### [SHORT TASK]
Output the full listing below exactly, without the pictures.

## START LISTED ENTRIES

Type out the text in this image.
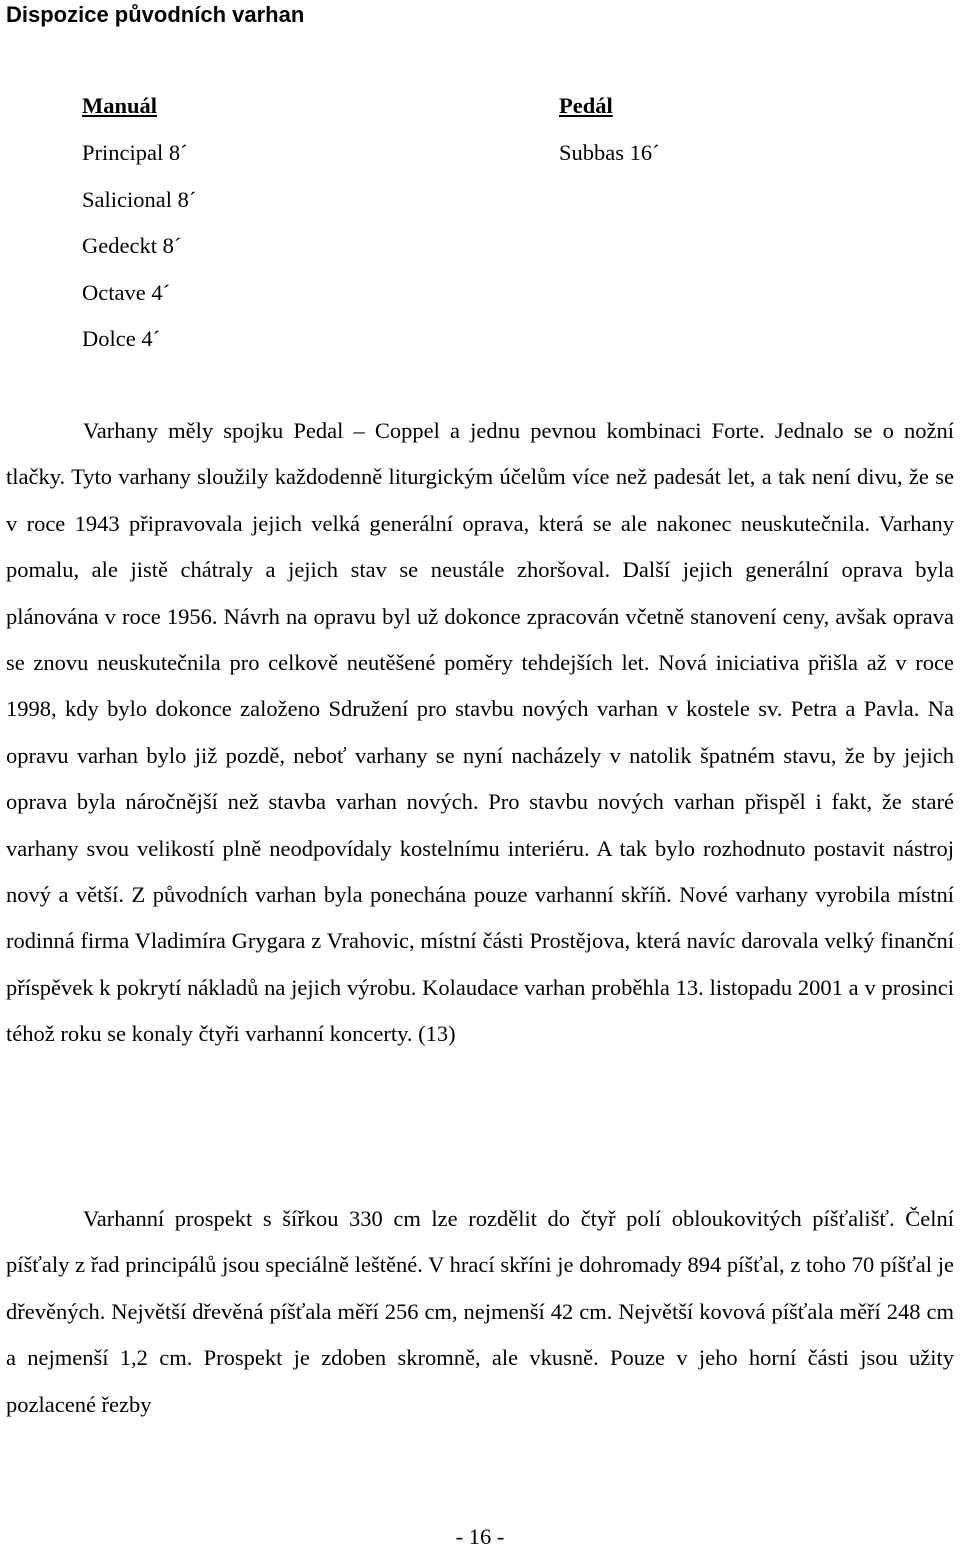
Dispozice původních varhan
Manuál
Principal 8´
Salicional 8´
Gedeckt 8´
Octave 4´
Dolce 4´
Pedál
Subbas 16´

Varhany měly spojku Pedal – Coppel a jednu pevnou kombinaci Forte. Jednalo se o nožní tlačky. Tyto varhany sloužily každodenně liturgickým účelům více než padesát let, a tak není divu, že se v roce 1943 připravovala jejich velká generální oprava, která se ale nakonec neuskutečnila. Varhany pomalu, ale jistě chátraly a jejich stav se neustále zhoršoval. Další jejich generální oprava byla plánována v roce 1956. Návrh na opravu byl už dokonce zpracován včetně stanovení ceny, avšak oprava se znovu neuskutečnila pro celkově neutěšené poměry tehdejších let. Nová iniciativa přišla až v roce 1998, kdy bylo dokonce založeno Sdružení pro stavbu nových varhan v kostele sv. Petra a Pavla. Na opravu varhan bylo již pozdě, neboť varhany se nyní nacházely v natolik špatném stavu, že by jejich oprava byla náročnější než stavba varhan nových. Pro stavbu nových varhan přispěl i fakt, že staré varhany svou velikostí plně neodpovídaly kostelnímu interiéru. A tak bylo rozhodnuto postavit nástroj nový a větší. Z původních varhan byla ponechána pouze varhanní skříň. Nové varhany vyrobila místní rodinná firma Vladimíra Grygara z Vrahovic, místní části Prostějova, která navíc darovala velký finanční příspěvek k pokrytí nákladů na jejich výrobu. Kolaudace varhan proběhla 13. listopadu 2001 a v prosinci téhož roku se konaly čtyři varhanní koncerty. (13)

Varhanní prospekt s šířkou 330 cm lze rozdělit do čtyř polí obloukovitých píšťališť. Čelní píšťaly z řad principálů jsou speciálně leštěné. V hrací skříni je dohromady 894 píšťal, z toho 70 píšťal je dřevěných. Největší dřevěná píšťala měří 256 cm, nejmenší 42 cm. Největší kovová píšťala měří 248 cm a nejmenší 1,2 cm. Prospekt je zdoben skromně, ale vkusně. Pouze v jeho horní části jsou užity pozlacené řezby

- 16 -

## END LISTED ENTRIES

### [SOLUTION BELOW]
Type out the text in this image.
Dispozice původních varhan
Manuál
Principal 8´
Salicional 8´
Gedeckt 8´
Octave 4´
Dolce 4´
Pedál
Subbas 16´

Varhany měly spojku Pedal – Coppel a jednu pevnou kombinaci Forte. Jednalo se o nožní tlačky. Tyto varhany sloužily každodenně liturgickým účelům více než padesát let, a tak není divu, že se v roce 1943 připravovala jejich velká generální oprava, která se ale nakonec neuskutečnila. Varhany pomalu, ale jistě chátraly a jejich stav se neustále zhoršoval. Další jejich generální oprava byla plánována v roce 1956. Návrh na opravu byl už dokonce zpracován včetně stanovení ceny, avšak oprava se znovu neuskutečnila pro celkově neutěšené poměry tehdejších let. Nová iniciativa přišla až v roce 1998, kdy bylo dokonce založeno Sdružení pro stavbu nových varhan v kostele sv. Petra a Pavla. Na opravu varhan bylo již pozdě, neboť varhany se nyní nacházely v natolik špatném stavu, že by jejich oprava byla náročnější než stavba varhan nových. Pro stavbu nových varhan přispěl i fakt, že staré varhany svou velikostí plně neodpovídaly kostelnímu interiéru. A tak bylo rozhodnuto postavit nástroj nový a větší. Z původních varhan byla ponechána pouze varhanní skříň. Nové varhany vyrobila místní rodinná firma Vladimíra Grygara z Vrahovic, místní části Prostějova, která navíc darovala velký finanční příspěvek k pokrytí nákladů na jejich výrobu. Kolaudace varhan proběhla 13. listopadu 2001 a v prosinci téhož roku se konaly čtyři varhanní koncerty. (13)

Varhanní prospekt s šířkou 330 cm lze rozdělit do čtyř polí obloukovitých píšťališť. Čelní píšťaly z řad principálů jsou speciálně leštěné. V hrací skříni je dohromady 894 píšťal, z toho 70 píšťal je dřevěných. Největší dřevěná píšťala měří 256 cm, nejmenší 42 cm. Největší kovová píšťala měří 248 cm a nejmenší 1,2 cm. Prospekt je zdoben skromně, ale vkusně. Pouze v jeho horní části jsou užity pozlacené řezby

- 16 -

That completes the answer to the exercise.